TASK TO CARRY OUT =>
Return every line of the listing below that contains the word "spline", copying each such line in full.

■ ■ ■ ■ ■ ■ ■

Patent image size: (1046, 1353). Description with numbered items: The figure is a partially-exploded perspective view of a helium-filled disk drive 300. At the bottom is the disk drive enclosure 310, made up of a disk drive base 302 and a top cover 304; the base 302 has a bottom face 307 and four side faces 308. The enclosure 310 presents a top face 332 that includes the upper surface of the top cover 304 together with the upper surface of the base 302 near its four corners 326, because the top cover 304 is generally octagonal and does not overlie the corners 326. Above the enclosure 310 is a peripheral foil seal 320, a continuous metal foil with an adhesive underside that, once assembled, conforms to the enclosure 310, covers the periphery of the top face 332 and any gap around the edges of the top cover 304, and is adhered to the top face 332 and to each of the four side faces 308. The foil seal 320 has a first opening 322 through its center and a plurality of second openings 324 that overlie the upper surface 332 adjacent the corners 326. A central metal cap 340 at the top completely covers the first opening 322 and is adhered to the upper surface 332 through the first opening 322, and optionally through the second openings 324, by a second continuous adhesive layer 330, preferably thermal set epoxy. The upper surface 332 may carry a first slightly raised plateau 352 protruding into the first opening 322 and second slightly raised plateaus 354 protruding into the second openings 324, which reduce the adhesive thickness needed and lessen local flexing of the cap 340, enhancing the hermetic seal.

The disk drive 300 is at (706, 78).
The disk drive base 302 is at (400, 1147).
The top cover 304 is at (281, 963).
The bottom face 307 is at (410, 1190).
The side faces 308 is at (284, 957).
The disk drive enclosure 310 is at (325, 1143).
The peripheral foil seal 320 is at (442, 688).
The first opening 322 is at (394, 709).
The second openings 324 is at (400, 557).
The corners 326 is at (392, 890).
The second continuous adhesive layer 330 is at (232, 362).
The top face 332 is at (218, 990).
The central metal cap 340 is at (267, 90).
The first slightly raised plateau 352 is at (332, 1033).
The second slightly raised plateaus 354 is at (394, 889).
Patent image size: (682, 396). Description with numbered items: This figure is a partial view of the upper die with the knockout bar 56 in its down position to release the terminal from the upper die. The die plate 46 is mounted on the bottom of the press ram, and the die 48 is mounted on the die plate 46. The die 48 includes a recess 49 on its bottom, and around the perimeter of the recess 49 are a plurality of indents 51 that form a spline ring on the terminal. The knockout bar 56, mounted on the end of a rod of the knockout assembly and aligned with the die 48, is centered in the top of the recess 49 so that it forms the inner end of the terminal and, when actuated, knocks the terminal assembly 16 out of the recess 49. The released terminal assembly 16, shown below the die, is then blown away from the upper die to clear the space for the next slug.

■ ■ ■ ■ ■ ■ ■

ANSWER =>
Patent image size: (682, 396). Description with numbered items: This figure is a partial view of the upper die with the knockout bar 56 in its down position to release the terminal from the upper die. The die plate 46 is mounted on the bottom of the press ram, and the die 48 is mounted on the die plate 46. The die 48 includes a recess 49 on its bottom, and around the perimeter of the recess 49 are a plurality of indents 51 that form a spline ring on the terminal. The knockout bar 56, mounted on the end of a rod of the knockout assembly and aligned with the die 48, is centered in the top of the recess 49 so that it forms the inner end of the terminal and, when actuated, knocks the terminal assembly 16 out of the recess 49. The released terminal assembly 16, shown below the die, is then blown away from the upper die to clear the space for the next slug.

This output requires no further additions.